▼▼▼

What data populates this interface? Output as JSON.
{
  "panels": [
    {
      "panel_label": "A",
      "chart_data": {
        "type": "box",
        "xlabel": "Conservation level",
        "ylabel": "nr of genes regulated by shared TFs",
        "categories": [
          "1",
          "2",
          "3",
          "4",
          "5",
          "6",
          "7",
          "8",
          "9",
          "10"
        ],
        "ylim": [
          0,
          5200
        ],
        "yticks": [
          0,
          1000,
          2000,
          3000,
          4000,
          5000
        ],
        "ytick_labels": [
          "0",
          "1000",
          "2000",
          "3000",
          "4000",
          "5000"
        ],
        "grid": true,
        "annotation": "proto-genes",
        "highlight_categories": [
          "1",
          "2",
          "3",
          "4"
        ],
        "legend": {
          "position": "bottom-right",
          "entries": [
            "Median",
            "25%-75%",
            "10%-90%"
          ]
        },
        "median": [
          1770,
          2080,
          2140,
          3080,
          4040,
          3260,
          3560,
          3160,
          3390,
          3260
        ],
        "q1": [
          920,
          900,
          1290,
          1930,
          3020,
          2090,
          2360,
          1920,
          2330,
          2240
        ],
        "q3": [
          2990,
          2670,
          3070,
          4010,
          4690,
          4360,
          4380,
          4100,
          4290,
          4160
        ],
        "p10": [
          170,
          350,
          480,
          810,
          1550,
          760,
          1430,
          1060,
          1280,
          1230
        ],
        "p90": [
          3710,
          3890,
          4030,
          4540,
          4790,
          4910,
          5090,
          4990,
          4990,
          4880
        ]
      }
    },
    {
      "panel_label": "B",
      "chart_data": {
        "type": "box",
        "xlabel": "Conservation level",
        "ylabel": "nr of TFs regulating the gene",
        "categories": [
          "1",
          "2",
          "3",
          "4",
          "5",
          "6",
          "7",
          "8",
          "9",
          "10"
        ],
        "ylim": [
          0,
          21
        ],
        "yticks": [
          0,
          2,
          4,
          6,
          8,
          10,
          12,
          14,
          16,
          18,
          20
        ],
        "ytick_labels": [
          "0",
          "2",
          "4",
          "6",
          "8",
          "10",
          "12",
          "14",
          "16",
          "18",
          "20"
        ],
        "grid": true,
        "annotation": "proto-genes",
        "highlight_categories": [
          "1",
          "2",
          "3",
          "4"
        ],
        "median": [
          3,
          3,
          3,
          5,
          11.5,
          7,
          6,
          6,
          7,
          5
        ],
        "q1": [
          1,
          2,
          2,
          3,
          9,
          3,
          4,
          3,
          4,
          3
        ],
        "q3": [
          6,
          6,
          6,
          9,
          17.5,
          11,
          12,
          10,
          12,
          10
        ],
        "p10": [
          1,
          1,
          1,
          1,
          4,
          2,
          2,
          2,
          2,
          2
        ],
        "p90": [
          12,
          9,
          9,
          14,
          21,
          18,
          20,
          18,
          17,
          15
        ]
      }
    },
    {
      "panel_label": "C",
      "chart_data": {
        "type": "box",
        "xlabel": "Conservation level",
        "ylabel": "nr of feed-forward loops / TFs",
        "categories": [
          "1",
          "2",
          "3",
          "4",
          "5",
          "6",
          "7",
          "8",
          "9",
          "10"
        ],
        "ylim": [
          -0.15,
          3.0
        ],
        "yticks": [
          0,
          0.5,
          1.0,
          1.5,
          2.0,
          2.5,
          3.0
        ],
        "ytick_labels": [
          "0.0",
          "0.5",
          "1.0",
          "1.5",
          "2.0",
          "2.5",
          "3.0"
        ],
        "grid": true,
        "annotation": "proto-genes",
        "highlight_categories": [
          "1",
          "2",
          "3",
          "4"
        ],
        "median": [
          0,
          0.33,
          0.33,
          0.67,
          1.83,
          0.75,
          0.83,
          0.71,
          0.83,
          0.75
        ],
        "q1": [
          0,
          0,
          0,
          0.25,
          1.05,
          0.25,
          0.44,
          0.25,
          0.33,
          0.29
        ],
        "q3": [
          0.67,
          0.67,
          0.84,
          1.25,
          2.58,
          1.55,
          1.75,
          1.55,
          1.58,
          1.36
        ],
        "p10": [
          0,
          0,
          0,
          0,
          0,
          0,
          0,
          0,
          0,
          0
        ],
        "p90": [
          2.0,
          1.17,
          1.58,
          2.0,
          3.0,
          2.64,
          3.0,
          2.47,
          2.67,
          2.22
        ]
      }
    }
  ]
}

▲▲▲

Required action = Using the entries above, return each line that includes the word "ylabel".

Result below =
        "ylabel": "nr of genes regulated by shared TFs",
        "ylabel": "nr of TFs regulating the gene",
        "ylabel": "nr of feed-forward loops / TFs",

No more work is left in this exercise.